** START EXERCISE MATERIALS **

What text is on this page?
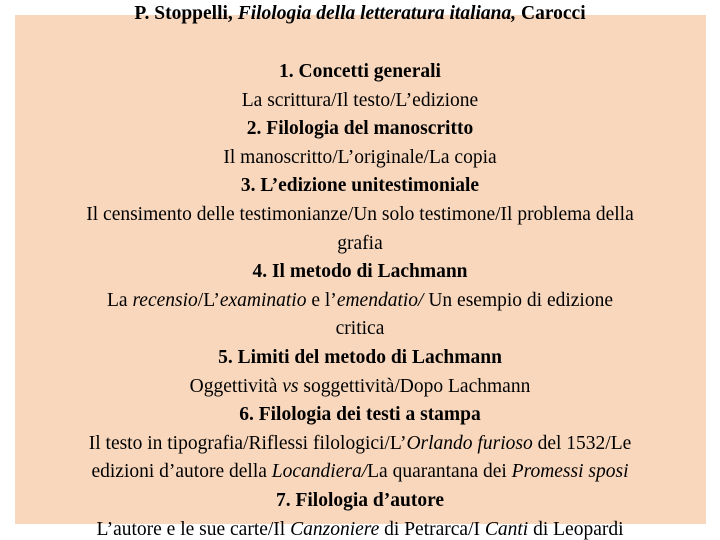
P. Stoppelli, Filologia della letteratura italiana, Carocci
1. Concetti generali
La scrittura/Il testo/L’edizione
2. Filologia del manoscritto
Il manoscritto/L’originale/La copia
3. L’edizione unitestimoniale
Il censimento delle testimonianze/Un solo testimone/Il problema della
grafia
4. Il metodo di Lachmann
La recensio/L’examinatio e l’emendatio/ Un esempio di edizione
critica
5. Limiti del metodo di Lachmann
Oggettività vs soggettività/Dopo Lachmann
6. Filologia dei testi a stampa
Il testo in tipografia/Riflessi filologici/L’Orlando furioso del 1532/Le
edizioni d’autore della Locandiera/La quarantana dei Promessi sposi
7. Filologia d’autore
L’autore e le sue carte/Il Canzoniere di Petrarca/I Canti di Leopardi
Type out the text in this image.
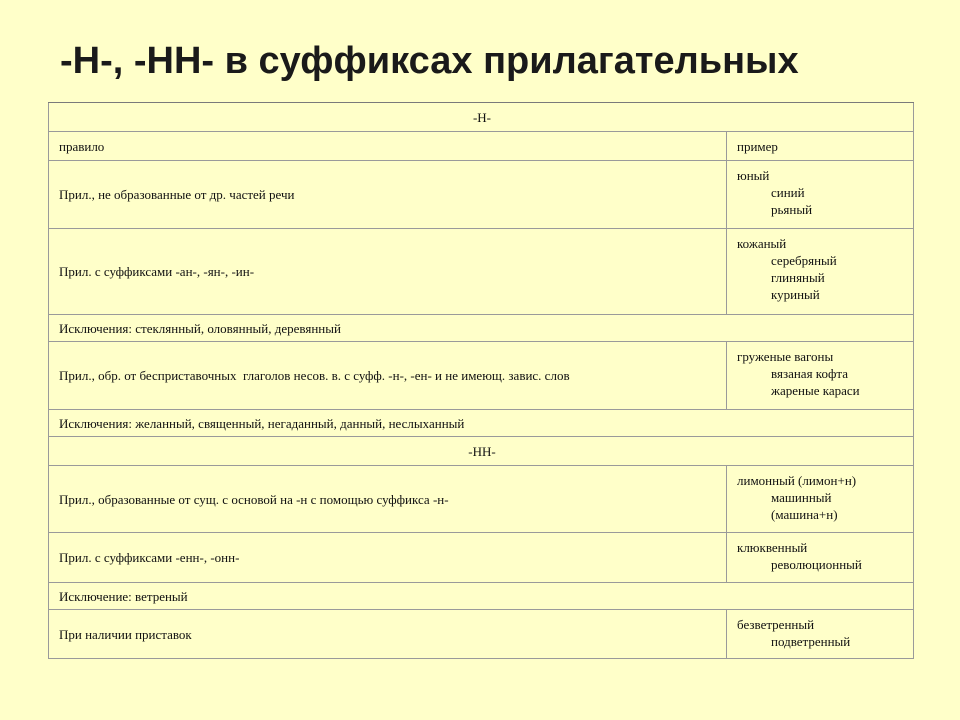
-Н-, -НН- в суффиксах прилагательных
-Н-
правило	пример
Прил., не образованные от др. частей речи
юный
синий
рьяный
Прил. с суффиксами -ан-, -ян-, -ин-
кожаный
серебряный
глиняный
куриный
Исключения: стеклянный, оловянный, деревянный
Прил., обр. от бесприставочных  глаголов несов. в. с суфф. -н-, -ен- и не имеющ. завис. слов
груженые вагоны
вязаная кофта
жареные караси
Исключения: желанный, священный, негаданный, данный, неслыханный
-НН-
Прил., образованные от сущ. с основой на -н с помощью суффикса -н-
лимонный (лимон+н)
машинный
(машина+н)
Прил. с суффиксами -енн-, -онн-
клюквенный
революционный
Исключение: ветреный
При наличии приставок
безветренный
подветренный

** END EXERCISE MATERIALS **
** START EXERCISE MATERIALS **

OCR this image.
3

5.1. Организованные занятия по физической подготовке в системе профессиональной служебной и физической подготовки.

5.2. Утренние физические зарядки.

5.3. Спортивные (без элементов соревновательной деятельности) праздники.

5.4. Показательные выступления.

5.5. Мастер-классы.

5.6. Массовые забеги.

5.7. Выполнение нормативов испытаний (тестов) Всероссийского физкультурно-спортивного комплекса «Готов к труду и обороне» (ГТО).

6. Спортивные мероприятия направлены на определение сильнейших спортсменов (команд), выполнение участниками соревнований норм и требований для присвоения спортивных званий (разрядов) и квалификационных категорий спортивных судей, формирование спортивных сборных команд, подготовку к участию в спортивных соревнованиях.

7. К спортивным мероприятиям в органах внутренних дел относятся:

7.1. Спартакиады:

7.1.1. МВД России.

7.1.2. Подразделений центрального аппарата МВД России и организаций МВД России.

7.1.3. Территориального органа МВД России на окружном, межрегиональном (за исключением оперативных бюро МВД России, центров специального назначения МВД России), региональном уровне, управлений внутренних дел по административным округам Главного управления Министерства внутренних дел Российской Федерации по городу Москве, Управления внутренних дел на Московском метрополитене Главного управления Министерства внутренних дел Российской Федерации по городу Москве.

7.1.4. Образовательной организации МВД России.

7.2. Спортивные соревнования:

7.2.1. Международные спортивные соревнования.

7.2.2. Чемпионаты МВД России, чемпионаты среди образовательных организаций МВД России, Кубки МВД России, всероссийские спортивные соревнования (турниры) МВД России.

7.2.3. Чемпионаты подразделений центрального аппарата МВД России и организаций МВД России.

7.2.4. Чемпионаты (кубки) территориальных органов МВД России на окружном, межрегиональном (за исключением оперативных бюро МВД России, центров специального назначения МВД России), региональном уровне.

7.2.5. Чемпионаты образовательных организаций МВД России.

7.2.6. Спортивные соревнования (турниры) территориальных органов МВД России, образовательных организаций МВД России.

** END EXERCISE MATERIALS **
** START EXERCISE MATERIALS **

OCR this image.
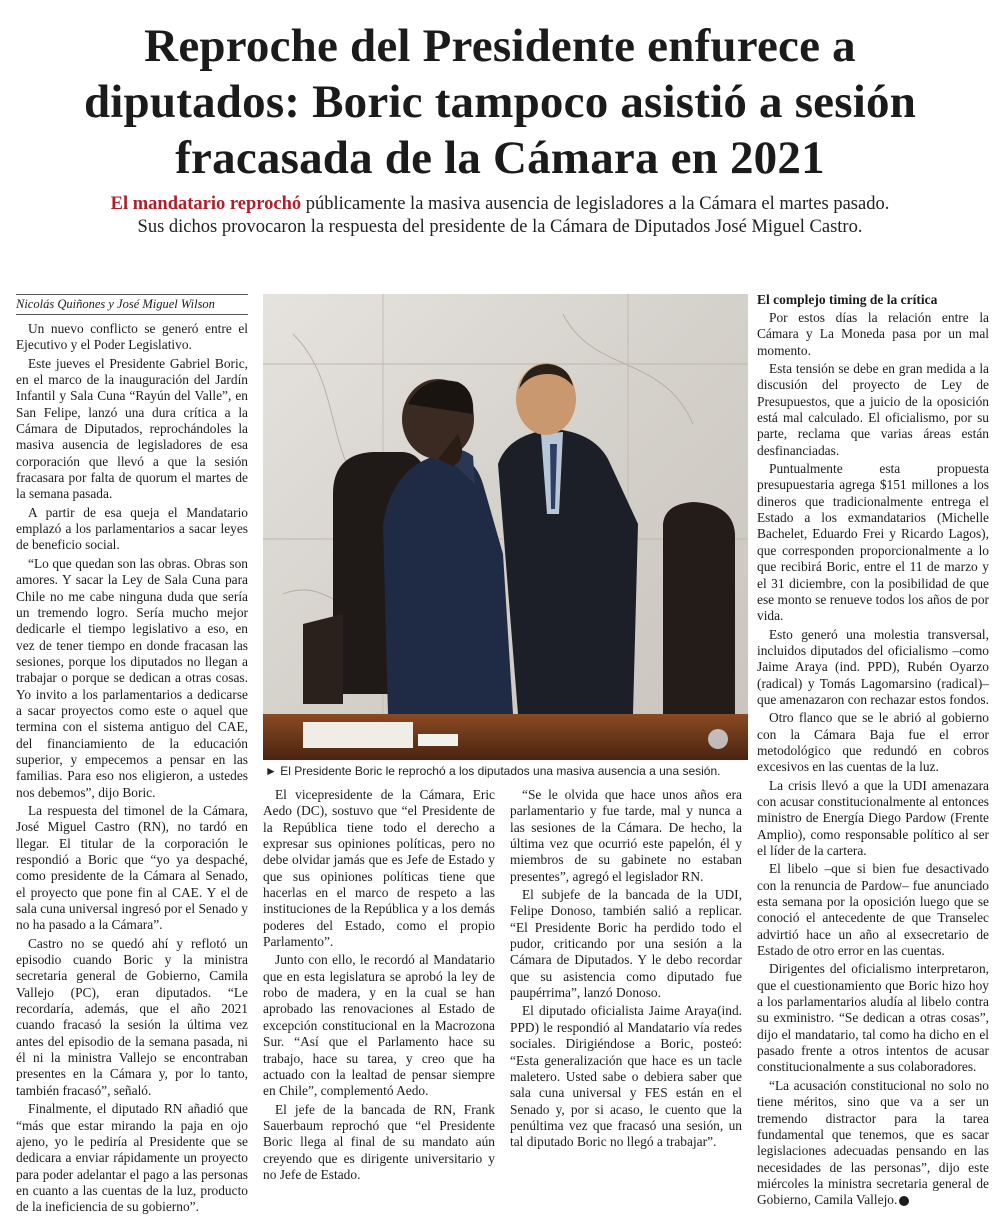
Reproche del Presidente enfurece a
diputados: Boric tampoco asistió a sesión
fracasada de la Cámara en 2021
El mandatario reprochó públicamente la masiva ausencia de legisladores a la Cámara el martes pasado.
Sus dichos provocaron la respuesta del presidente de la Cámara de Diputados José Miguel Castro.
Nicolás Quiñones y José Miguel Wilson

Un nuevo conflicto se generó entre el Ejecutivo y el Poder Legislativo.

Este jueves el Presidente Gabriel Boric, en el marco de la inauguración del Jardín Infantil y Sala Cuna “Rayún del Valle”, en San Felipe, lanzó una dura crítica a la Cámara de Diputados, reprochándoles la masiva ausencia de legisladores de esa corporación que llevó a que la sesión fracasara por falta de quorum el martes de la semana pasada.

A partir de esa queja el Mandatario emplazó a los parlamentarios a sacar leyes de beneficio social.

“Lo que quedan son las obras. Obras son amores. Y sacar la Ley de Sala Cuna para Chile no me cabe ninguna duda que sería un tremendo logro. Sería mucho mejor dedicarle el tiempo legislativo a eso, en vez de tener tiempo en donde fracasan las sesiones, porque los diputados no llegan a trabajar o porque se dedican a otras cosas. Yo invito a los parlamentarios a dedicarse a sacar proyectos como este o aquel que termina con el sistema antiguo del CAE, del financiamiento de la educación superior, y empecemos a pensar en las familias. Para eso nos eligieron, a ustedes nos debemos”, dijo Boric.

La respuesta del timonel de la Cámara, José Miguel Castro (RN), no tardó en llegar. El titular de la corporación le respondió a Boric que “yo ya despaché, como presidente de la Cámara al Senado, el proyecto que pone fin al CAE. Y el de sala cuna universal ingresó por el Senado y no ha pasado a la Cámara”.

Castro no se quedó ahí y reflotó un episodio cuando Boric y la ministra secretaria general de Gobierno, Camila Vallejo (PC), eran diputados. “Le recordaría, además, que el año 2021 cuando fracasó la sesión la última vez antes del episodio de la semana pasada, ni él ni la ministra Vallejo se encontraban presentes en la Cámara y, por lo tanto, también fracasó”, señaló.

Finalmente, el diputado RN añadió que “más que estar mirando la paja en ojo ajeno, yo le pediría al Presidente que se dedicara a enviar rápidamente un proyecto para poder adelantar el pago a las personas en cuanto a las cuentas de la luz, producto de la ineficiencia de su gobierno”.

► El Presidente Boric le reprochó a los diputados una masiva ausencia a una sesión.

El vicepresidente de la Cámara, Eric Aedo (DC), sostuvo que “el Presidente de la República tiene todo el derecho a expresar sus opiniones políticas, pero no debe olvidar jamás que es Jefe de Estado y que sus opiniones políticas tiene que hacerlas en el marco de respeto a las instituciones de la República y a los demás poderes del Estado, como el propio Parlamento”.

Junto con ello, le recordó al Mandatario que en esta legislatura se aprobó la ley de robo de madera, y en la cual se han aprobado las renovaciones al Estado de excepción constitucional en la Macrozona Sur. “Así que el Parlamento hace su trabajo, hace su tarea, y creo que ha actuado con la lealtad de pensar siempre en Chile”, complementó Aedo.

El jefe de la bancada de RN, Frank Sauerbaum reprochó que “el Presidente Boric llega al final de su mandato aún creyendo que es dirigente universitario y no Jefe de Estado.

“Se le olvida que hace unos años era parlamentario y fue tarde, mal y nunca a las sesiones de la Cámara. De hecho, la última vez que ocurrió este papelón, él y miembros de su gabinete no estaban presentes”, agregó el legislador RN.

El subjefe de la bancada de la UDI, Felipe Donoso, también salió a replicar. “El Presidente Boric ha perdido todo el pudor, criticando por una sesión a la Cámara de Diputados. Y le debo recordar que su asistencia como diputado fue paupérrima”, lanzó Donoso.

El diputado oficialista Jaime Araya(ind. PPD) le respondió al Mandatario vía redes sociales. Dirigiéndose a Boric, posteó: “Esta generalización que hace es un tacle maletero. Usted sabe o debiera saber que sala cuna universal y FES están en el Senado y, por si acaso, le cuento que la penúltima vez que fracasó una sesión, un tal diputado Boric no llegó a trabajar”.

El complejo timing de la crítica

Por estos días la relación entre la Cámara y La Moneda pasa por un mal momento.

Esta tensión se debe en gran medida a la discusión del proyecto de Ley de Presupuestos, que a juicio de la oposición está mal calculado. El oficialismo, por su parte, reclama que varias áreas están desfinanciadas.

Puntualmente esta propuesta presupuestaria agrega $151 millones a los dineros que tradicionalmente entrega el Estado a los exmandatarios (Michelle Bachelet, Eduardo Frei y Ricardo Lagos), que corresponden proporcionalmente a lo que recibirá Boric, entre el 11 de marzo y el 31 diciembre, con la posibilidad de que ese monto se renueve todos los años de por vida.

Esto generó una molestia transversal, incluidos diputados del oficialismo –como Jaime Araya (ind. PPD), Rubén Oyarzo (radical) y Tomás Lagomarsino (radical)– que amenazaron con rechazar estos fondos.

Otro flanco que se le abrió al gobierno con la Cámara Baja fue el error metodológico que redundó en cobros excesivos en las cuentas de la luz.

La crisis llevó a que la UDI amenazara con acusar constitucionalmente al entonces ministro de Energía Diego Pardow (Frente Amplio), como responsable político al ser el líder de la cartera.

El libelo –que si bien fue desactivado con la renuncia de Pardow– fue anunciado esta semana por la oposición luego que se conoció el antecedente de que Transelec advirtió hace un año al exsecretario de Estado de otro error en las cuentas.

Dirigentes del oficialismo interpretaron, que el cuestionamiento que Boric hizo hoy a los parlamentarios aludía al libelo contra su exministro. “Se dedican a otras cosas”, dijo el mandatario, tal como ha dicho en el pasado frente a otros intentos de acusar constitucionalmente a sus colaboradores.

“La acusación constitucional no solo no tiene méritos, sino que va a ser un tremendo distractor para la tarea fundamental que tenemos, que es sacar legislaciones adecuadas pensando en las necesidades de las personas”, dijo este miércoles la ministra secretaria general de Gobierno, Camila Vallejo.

** END EXERCISE MATERIALS **

**GOAL OF THE EXERCISE:**
Search the lines above for the string "oficialismo" and copy each line that has it.

**OUTPUT:**
Esta tensión se debe en gran medida a la discusión del proyecto de Ley de Presupuestos, que a juicio de la oposición está mal calculado. El oficialismo, por su parte, reclama que varias áreas están desfinanciadas.
Esto generó una molestia transversal, incluidos diputados del oficialismo –como Jaime Araya (ind. PPD), Rubén Oyarzo (radical) y Tomás Lagomarsino (radical)– que amenazaron con rechazar estos fondos.
Dirigentes del oficialismo interpretaron, que el cuestionamiento que Boric hizo hoy a los parlamentarios aludía al libelo contra su exministro. “Se dedican a otras cosas”, dijo el mandatario, tal como ha dicho en el pasado frente a otros intentos de acusar constitucionalmente a sus colaboradores.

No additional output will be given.